### WHAT IS REQUIRED
Go through the listing and copy each line with the string "name".

▼

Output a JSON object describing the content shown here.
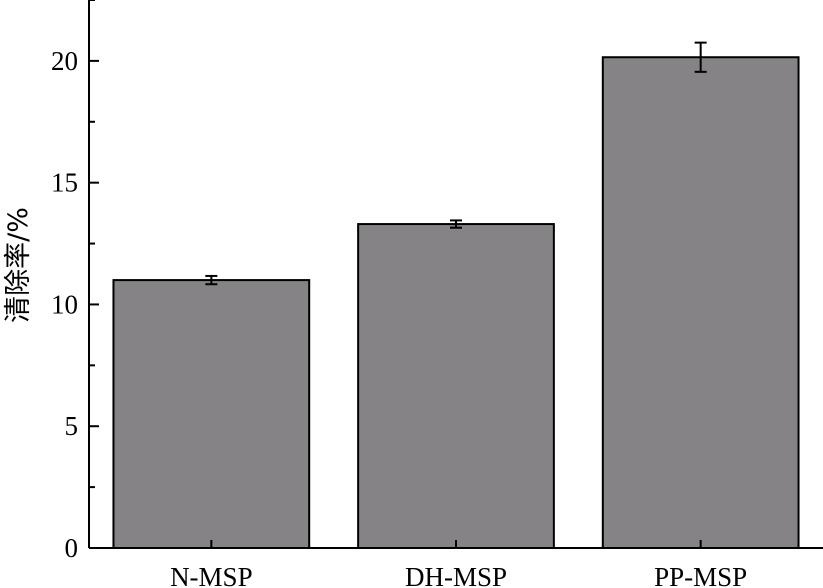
{
  "chart_data": {
    "type": "bar",
    "title": "",
    "xlabel": "",
    "ylabel": "清除率/%",
    "categories": [
      "N-MSP",
      "DH-MSP",
      "PP-MSP"
    ],
    "values": [
      11.0,
      13.3,
      20.15
    ],
    "errors": [
      0.17,
      0.15,
      0.6
    ],
    "ylim": [
      0,
      22.5
    ],
    "yticks": [
      0,
      5,
      10,
      15,
      20
    ],
    "ytick_labels": [
      "0",
      "5",
      "10",
      "15",
      "20"
    ],
    "grid": false,
    "bar_color": "#858385"
  }
}
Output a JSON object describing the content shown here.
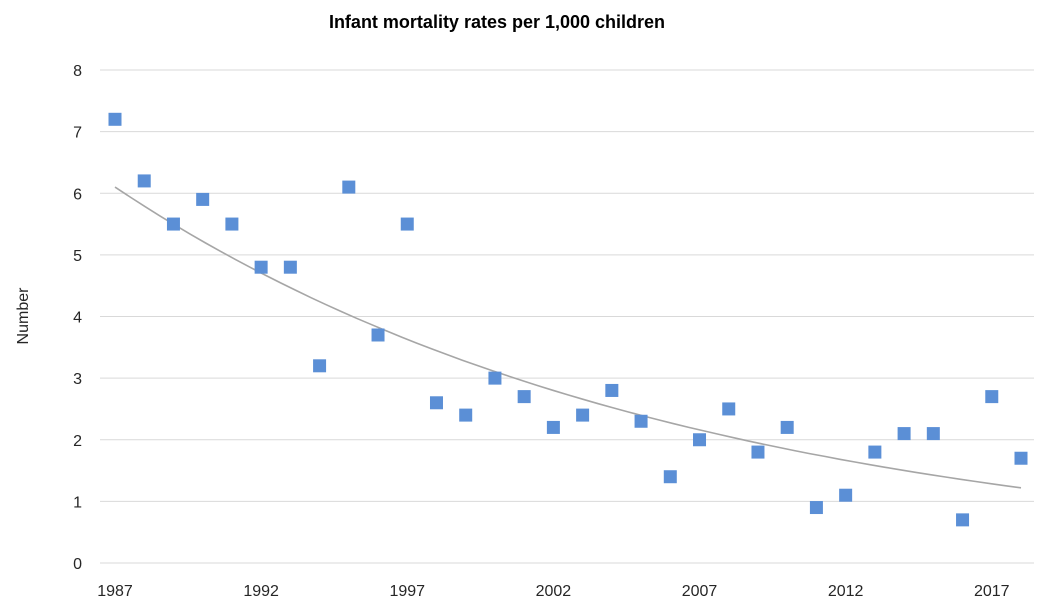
{
  "chart_data": {
    "type": "scatter",
    "title": "Infant mortality rates per 1,000 children",
    "xlabel": "",
    "ylabel": "Number",
    "xlim": [
      1987,
      2018
    ],
    "ylim": [
      0,
      8
    ],
    "x_ticks": [
      1987,
      1992,
      1997,
      2002,
      2007,
      2012,
      2017
    ],
    "y_ticks": [
      0,
      1,
      2,
      3,
      4,
      5,
      6,
      7,
      8
    ],
    "grid": true,
    "legend": "none",
    "marker_color": "#5b8fd6",
    "trendline_color": "#a6a6a6",
    "trendline_type": "exponential",
    "x": [
      1987,
      1988,
      1989,
      1990,
      1991,
      1992,
      1993,
      1994,
      1995,
      1996,
      1997,
      1998,
      1999,
      2000,
      2001,
      2002,
      2003,
      2004,
      2005,
      2006,
      2007,
      2008,
      2009,
      2010,
      2011,
      2012,
      2013,
      2014,
      2015,
      2016,
      2017,
      2018
    ],
    "y": [
      7.2,
      6.2,
      5.5,
      5.9,
      5.5,
      4.8,
      4.8,
      3.2,
      6.1,
      3.7,
      5.5,
      2.6,
      2.4,
      3.0,
      2.7,
      2.2,
      2.4,
      2.8,
      2.3,
      1.4,
      2.0,
      2.5,
      1.8,
      2.2,
      0.9,
      1.1,
      1.8,
      2.1,
      2.1,
      0.7,
      2.7,
      1.7
    ],
    "trendline": {
      "x_start": 1987,
      "y_start": 6.1,
      "x_end": 2018,
      "y_end": 1.22
    }
  }
}
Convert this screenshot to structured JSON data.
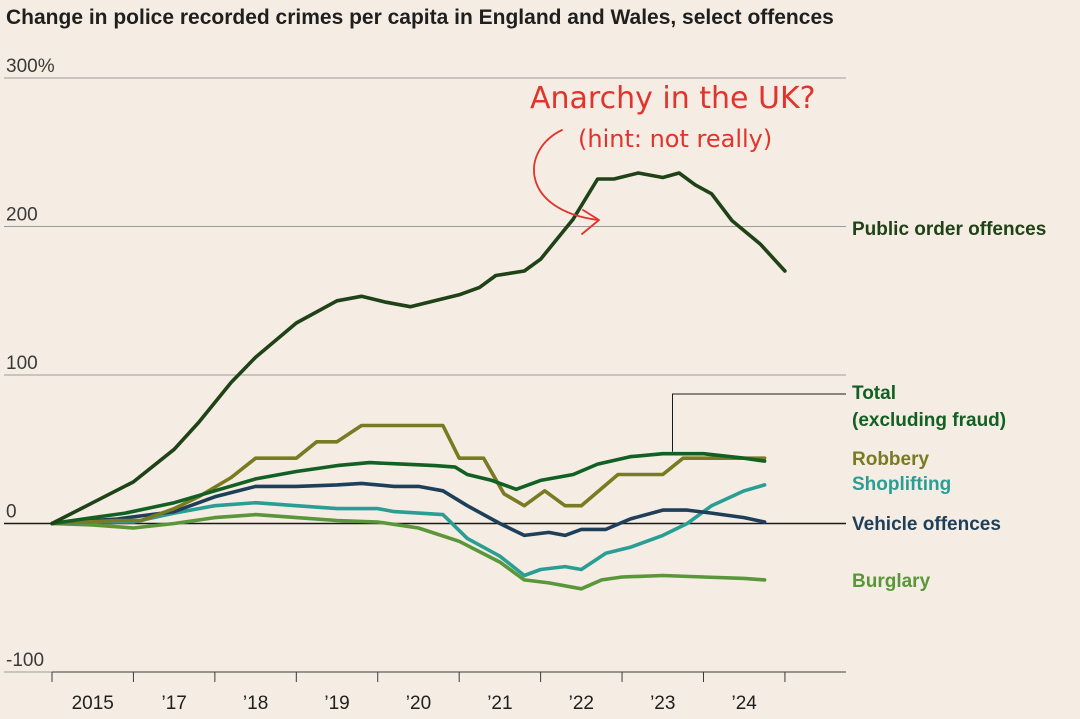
{
  "chart_data": {
    "type": "line",
    "title": "Change in police recorded crimes per capita in England and Wales, select offences",
    "xlabel": "",
    "ylabel": "",
    "ylim": [
      -100,
      300
    ],
    "xlim": [
      2014.5,
      2024.25
    ],
    "yticks": [
      {
        "value": 300,
        "label": "300%"
      },
      {
        "value": 200,
        "label": "200"
      },
      {
        "value": 100,
        "label": "100"
      },
      {
        "value": 0,
        "label": "0"
      },
      {
        "value": -100,
        "label": "-100"
      }
    ],
    "xticks": [
      {
        "value": 2015,
        "label": "2015"
      },
      {
        "value": 2016,
        "label": "’17"
      },
      {
        "value": 2017,
        "label": "’18"
      },
      {
        "value": 2018,
        "label": "’19"
      },
      {
        "value": 2019,
        "label": "’20"
      },
      {
        "value": 2020,
        "label": "’21"
      },
      {
        "value": 2021,
        "label": "’22"
      },
      {
        "value": 2022,
        "label": "’23"
      },
      {
        "value": 2023,
        "label": "’24"
      }
    ],
    "series": [
      {
        "name": "Public order offences",
        "color": "#1f4216",
        "points": [
          [
            2014.5,
            0
          ],
          [
            2015,
            14
          ],
          [
            2015.5,
            28
          ],
          [
            2016,
            50
          ],
          [
            2016.3,
            68
          ],
          [
            2016.7,
            95
          ],
          [
            2017,
            112
          ],
          [
            2017.5,
            135
          ],
          [
            2018,
            150
          ],
          [
            2018.3,
            153
          ],
          [
            2018.6,
            149
          ],
          [
            2018.9,
            146
          ],
          [
            2019.2,
            150
          ],
          [
            2019.5,
            154
          ],
          [
            2019.75,
            159
          ],
          [
            2019.95,
            167
          ],
          [
            2020.3,
            170
          ],
          [
            2020.5,
            178
          ],
          [
            2020.9,
            205
          ],
          [
            2021.2,
            232
          ],
          [
            2021.4,
            232
          ],
          [
            2021.7,
            236
          ],
          [
            2022,
            233
          ],
          [
            2022.2,
            236
          ],
          [
            2022.4,
            228
          ],
          [
            2022.6,
            222
          ],
          [
            2022.85,
            204
          ],
          [
            2023.2,
            188
          ],
          [
            2023.5,
            170
          ]
        ]
      },
      {
        "name": "Total (excluding fraud)",
        "color": "#126024",
        "points": [
          [
            2014.5,
            0
          ],
          [
            2015,
            4
          ],
          [
            2015.4,
            7
          ],
          [
            2016,
            14
          ],
          [
            2016.5,
            22
          ],
          [
            2017,
            30
          ],
          [
            2017.5,
            35
          ],
          [
            2018,
            39
          ],
          [
            2018.4,
            41
          ],
          [
            2018.8,
            40
          ],
          [
            2019.2,
            39
          ],
          [
            2019.45,
            38
          ],
          [
            2019.6,
            33
          ],
          [
            2019.9,
            29
          ],
          [
            2020.2,
            23
          ],
          [
            2020.5,
            29
          ],
          [
            2020.9,
            33
          ],
          [
            2021.2,
            40
          ],
          [
            2021.6,
            45
          ],
          [
            2022,
            47
          ],
          [
            2022.5,
            47
          ],
          [
            2023,
            44
          ],
          [
            2023.25,
            42
          ]
        ]
      },
      {
        "name": "Robbery",
        "color": "#7a7a22",
        "points": [
          [
            2014.5,
            0
          ],
          [
            2015.3,
            2
          ],
          [
            2015.6,
            2
          ],
          [
            2016,
            10
          ],
          [
            2016.3,
            18
          ],
          [
            2016.7,
            31
          ],
          [
            2017,
            44
          ],
          [
            2017.5,
            44
          ],
          [
            2017.75,
            55
          ],
          [
            2018,
            55
          ],
          [
            2018.3,
            66
          ],
          [
            2019,
            66
          ],
          [
            2019.3,
            66
          ],
          [
            2019.5,
            44
          ],
          [
            2019.8,
            44
          ],
          [
            2020.05,
            20
          ],
          [
            2020.3,
            12
          ],
          [
            2020.55,
            22
          ],
          [
            2020.8,
            12
          ],
          [
            2021,
            12
          ],
          [
            2021.45,
            33
          ],
          [
            2022,
            33
          ],
          [
            2022.25,
            44
          ],
          [
            2023.25,
            44
          ]
        ]
      },
      {
        "name": "Shoplifting",
        "color": "#2a9e94",
        "points": [
          [
            2014.5,
            0
          ],
          [
            2015,
            1
          ],
          [
            2015.5,
            1
          ],
          [
            2016,
            7
          ],
          [
            2016.5,
            12
          ],
          [
            2017,
            14
          ],
          [
            2017.5,
            12
          ],
          [
            2018,
            10
          ],
          [
            2018.5,
            10
          ],
          [
            2018.7,
            8
          ],
          [
            2019,
            7
          ],
          [
            2019.3,
            6
          ],
          [
            2019.6,
            -10
          ],
          [
            2020,
            -22
          ],
          [
            2020.3,
            -35
          ],
          [
            2020.5,
            -31
          ],
          [
            2020.8,
            -29
          ],
          [
            2021,
            -31
          ],
          [
            2021.3,
            -20
          ],
          [
            2021.6,
            -16
          ],
          [
            2022,
            -8
          ],
          [
            2022.3,
            0
          ],
          [
            2022.6,
            12
          ],
          [
            2023,
            22
          ],
          [
            2023.25,
            26
          ]
        ]
      },
      {
        "name": "Vehicle offences",
        "color": "#1e3f5a",
        "points": [
          [
            2014.5,
            0
          ],
          [
            2015,
            2
          ],
          [
            2015.3,
            3
          ],
          [
            2016,
            8
          ],
          [
            2016.5,
            18
          ],
          [
            2017,
            25
          ],
          [
            2017.5,
            25
          ],
          [
            2018,
            26
          ],
          [
            2018.3,
            27
          ],
          [
            2018.7,
            25
          ],
          [
            2019,
            25
          ],
          [
            2019.3,
            22
          ],
          [
            2019.6,
            12
          ],
          [
            2020,
            0
          ],
          [
            2020.3,
            -8
          ],
          [
            2020.6,
            -6
          ],
          [
            2020.8,
            -8
          ],
          [
            2021,
            -4
          ],
          [
            2021.3,
            -4
          ],
          [
            2021.6,
            3
          ],
          [
            2022,
            9
          ],
          [
            2022.3,
            9
          ],
          [
            2022.6,
            7
          ],
          [
            2023,
            4
          ],
          [
            2023.25,
            1
          ]
        ]
      },
      {
        "name": "Burglary",
        "color": "#5a963a",
        "points": [
          [
            2014.5,
            0
          ],
          [
            2015,
            -1
          ],
          [
            2015.5,
            -3
          ],
          [
            2016,
            0
          ],
          [
            2016.5,
            4
          ],
          [
            2017,
            6
          ],
          [
            2017.5,
            4
          ],
          [
            2018,
            2
          ],
          [
            2018.5,
            1
          ],
          [
            2019,
            -3
          ],
          [
            2019.5,
            -12
          ],
          [
            2020,
            -26
          ],
          [
            2020.3,
            -38
          ],
          [
            2020.6,
            -40
          ],
          [
            2021,
            -44
          ],
          [
            2021.25,
            -38
          ],
          [
            2021.5,
            -36
          ],
          [
            2022,
            -35
          ],
          [
            2022.5,
            -36
          ],
          [
            2023,
            -37
          ],
          [
            2023.25,
            -38
          ]
        ]
      }
    ],
    "annotations": {
      "main": "Anarchy in the UK?",
      "sub": "(hint: not really)"
    }
  }
}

▲

### CORRECT OUTPUT
        "name": "Public order offences",
        "name": "Total (excluding fraud)",
        "name": "Robbery",
        "name": "Shoplifting",
        "name": "Vehicle offences",
        "name": "Burglary",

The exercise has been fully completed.